(REQUIREMENTS): Repeat the material verbatim and drop the pictures.

··· INFORMATION SHOWN ···

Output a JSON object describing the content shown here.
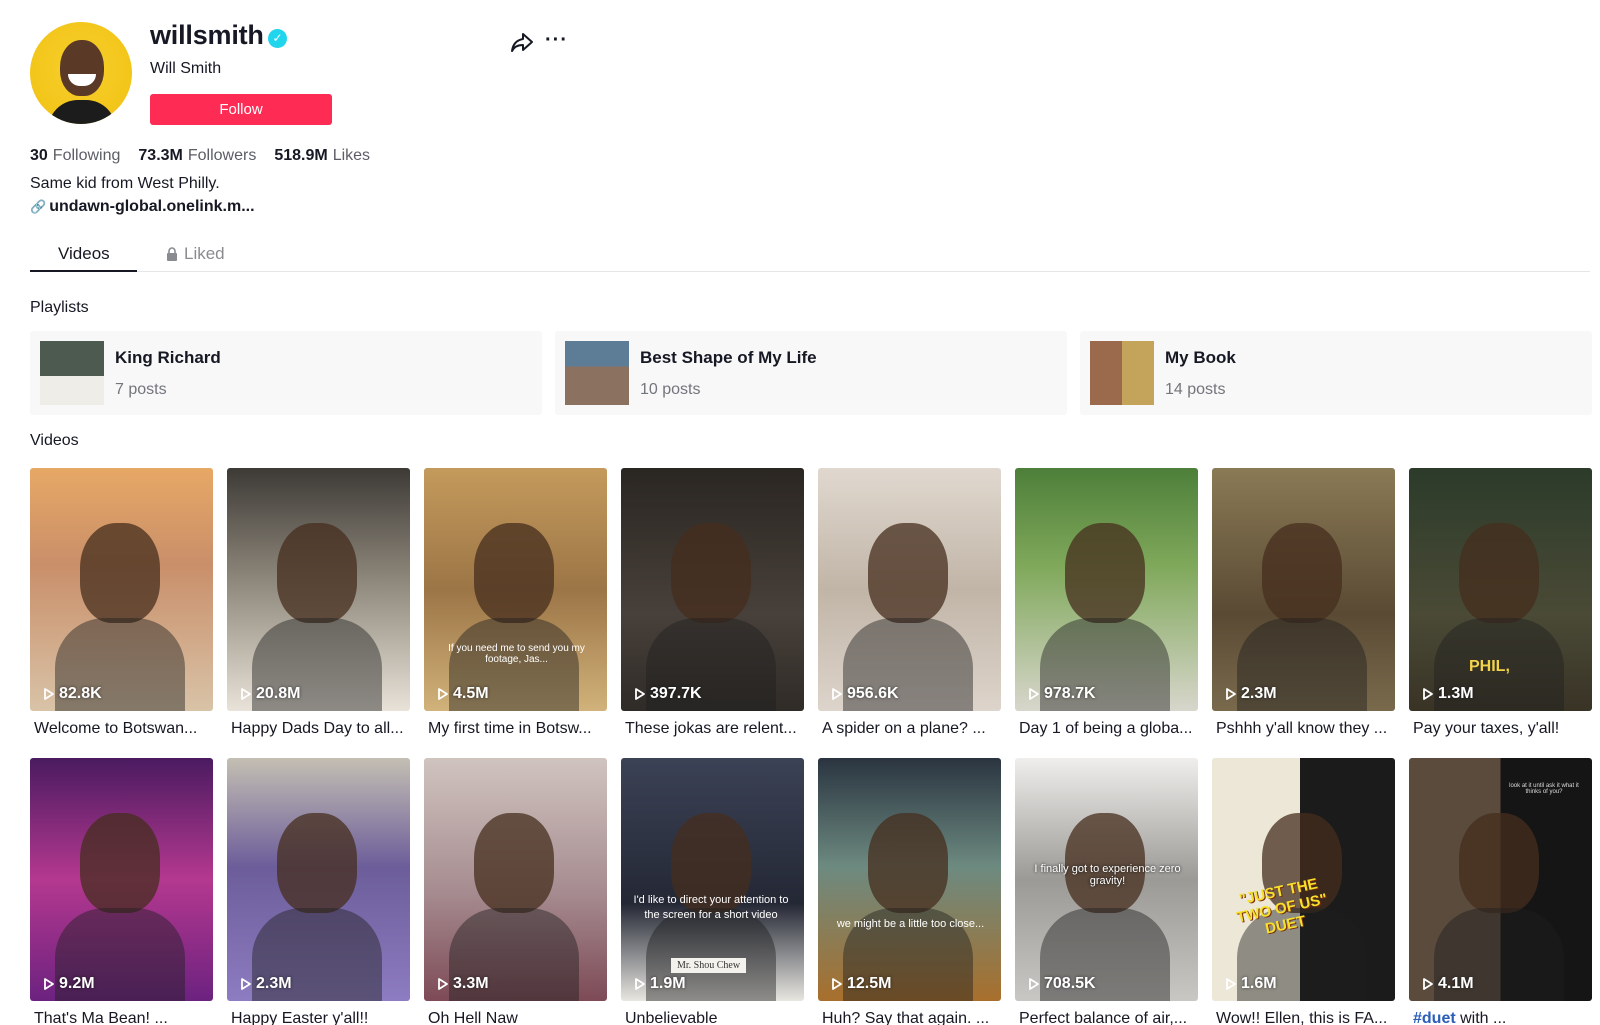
{
  "profile": {
    "username": "willsmith",
    "nickname": "Will Smith",
    "follow_label": "Follow",
    "bio": "Same kid from West Philly.",
    "link": "undawn-global.onelink.m...",
    "stats": {
      "following_count": "30",
      "following_label": "Following",
      "followers_count": "73.3M",
      "followers_label": "Followers",
      "likes_count": "518.9M",
      "likes_label": "Likes"
    }
  },
  "tabs": {
    "videos": "Videos",
    "liked": "Liked"
  },
  "sections": {
    "playlists": "Playlists",
    "videos": "Videos"
  },
  "playlists": [
    {
      "title": "King Richard",
      "count": "7 posts"
    },
    {
      "title": "Best Shape of My Life",
      "count": "10 posts"
    },
    {
      "title": "My Book",
      "count": "14 posts"
    }
  ],
  "videos": [
    {
      "views": "82.8K",
      "caption": "Welcome to Botswan...",
      "bg": "#c9916a"
    },
    {
      "views": "20.8M",
      "caption": "Happy Dads Day to all...",
      "bg": "#8a8377"
    },
    {
      "views": "4.5M",
      "caption": "My first time in Botsw...",
      "bg": "#b98a55"
    },
    {
      "views": "397.7K",
      "caption": "These jokas are relent...",
      "bg": "#3a352f"
    },
    {
      "views": "956.6K",
      "caption": "A spider on a plane? ...",
      "bg": "#c4b9ad"
    },
    {
      "views": "978.7K",
      "caption": "Day 1 of being a globa...",
      "bg": "#6b8f4a"
    },
    {
      "views": "2.3M",
      "caption": "Pshhh y'all know they ...",
      "bg": "#6d5f43"
    },
    {
      "views": "1.3M",
      "caption": "Pay your taxes, y'all!",
      "bg": "#3c3a2c"
    },
    {
      "views": "9.2M",
      "caption": "That's Ma Bean! ...",
      "bg": "#8e2a86"
    },
    {
      "views": "2.3M",
      "caption": "Happy Easter y'all!!",
      "bg": "#9d9a93"
    },
    {
      "views": "3.3M",
      "caption": "Oh Hell Naw",
      "bg": "#b59ea0"
    },
    {
      "views": "1.9M",
      "caption": "Unbelievable",
      "bg": "#2e3340"
    },
    {
      "views": "12.5M",
      "caption": "Huh? Say that again. ...",
      "bg": "#3c4a50"
    },
    {
      "views": "708.5K",
      "caption": "Perfect balance of air,...",
      "bg": "#9a9a98"
    },
    {
      "views": "1.6M",
      "caption": "Wow!! Ellen, this is FA...",
      "bg": "#1a1a1a"
    },
    {
      "views": "4.1M",
      "caption_tag": "#duet",
      "caption_rest": " with ...",
      "bg": "#4a4036"
    }
  ],
  "overlay_texts": {
    "v3": "If you need me to send you my footage, Jas...",
    "v8": "PHIL,",
    "v12": "I'd like to direct your attention to the screen for a short video",
    "v12_plate": "Mr. Shou Chew",
    "v13": "we might be a little too close...",
    "v14": "I finally got to experience zero gravity!",
    "v15": "\"JUST THE TWO OF US\" DUET",
    "v16": "look at it until ask it what it thinks of you?"
  },
  "colors": {
    "accent": "#fe2c55",
    "verified": "#20d5ec",
    "hashtag": "#2b5db9"
  },
  "icons": [
    "verified-badge-icon",
    "share-icon",
    "more-icon",
    "link-icon",
    "lock-icon",
    "play-icon"
  ]
}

···

(OUTPUT OF THE TASK):
Output a JSON object describing the content shown here.
{
  "profile": {
    "username": "willsmith",
    "nickname": "Will Smith",
    "follow_label": "Follow",
    "bio": "Same kid from West Philly.",
    "link": "undawn-global.onelink.m...",
    "stats": {
      "following_count": "30",
      "following_label": "Following",
      "followers_count": "73.3M",
      "followers_label": "Followers",
      "likes_count": "518.9M",
      "likes_label": "Likes"
    }
  },
  "tabs": {
    "videos": "Videos",
    "liked": "Liked"
  },
  "sections": {
    "playlists": "Playlists",
    "videos": "Videos"
  },
  "playlists": [
    {
      "title": "King Richard",
      "count": "7 posts"
    },
    {
      "title": "Best Shape of My Life",
      "count": "10 posts"
    },
    {
      "title": "My Book",
      "count": "14 posts"
    }
  ],
  "videos": [
    {
      "views": "82.8K",
      "caption": "Welcome to Botswan...",
      "bg": "#c9916a"
    },
    {
      "views": "20.8M",
      "caption": "Happy Dads Day to all...",
      "bg": "#8a8377"
    },
    {
      "views": "4.5M",
      "caption": "My first time in Botsw...",
      "bg": "#b98a55"
    },
    {
      "views": "397.7K",
      "caption": "These jokas are relent...",
      "bg": "#3a352f"
    },
    {
      "views": "956.6K",
      "caption": "A spider on a plane? ...",
      "bg": "#c4b9ad"
    },
    {
      "views": "978.7K",
      "caption": "Day 1 of being a globa...",
      "bg": "#6b8f4a"
    },
    {
      "views": "2.3M",
      "caption": "Pshhh y'all know they ...",
      "bg": "#6d5f43"
    },
    {
      "views": "1.3M",
      "caption": "Pay your taxes, y'all!",
      "bg": "#3c3a2c"
    },
    {
      "views": "9.2M",
      "caption": "That's Ma Bean! ...",
      "bg": "#8e2a86"
    },
    {
      "views": "2.3M",
      "caption": "Happy Easter y'all!!",
      "bg": "#9d9a93"
    },
    {
      "views": "3.3M",
      "caption": "Oh Hell Naw",
      "bg": "#b59ea0"
    },
    {
      "views": "1.9M",
      "caption": "Unbelievable",
      "bg": "#2e3340"
    },
    {
      "views": "12.5M",
      "caption": "Huh? Say that again. ...",
      "bg": "#3c4a50"
    },
    {
      "views": "708.5K",
      "caption": "Perfect balance of air,...",
      "bg": "#9a9a98"
    },
    {
      "views": "1.6M",
      "caption": "Wow!! Ellen, this is FA...",
      "bg": "#1a1a1a"
    },
    {
      "views": "4.1M",
      "caption_tag": "#duet",
      "caption_rest": " with ...",
      "bg": "#4a4036"
    }
  ],
  "overlay_texts": {
    "v3": "If you need me to send you my footage, Jas...",
    "v8": "PHIL,",
    "v12": "I'd like to direct your attention to the screen for a short video",
    "v12_plate": "Mr. Shou Chew",
    "v13": "we might be a little too close...",
    "v14": "I finally got to experience zero gravity!",
    "v15": "\"JUST THE TWO OF US\" DUET",
    "v16": "look at it until ask it what it thinks of you?"
  },
  "colors": {
    "accent": "#fe2c55",
    "verified": "#20d5ec",
    "hashtag": "#2b5db9"
  },
  "icons": [
    "verified-badge-icon",
    "share-icon",
    "more-icon",
    "link-icon",
    "lock-icon",
    "play-icon"
  ]
}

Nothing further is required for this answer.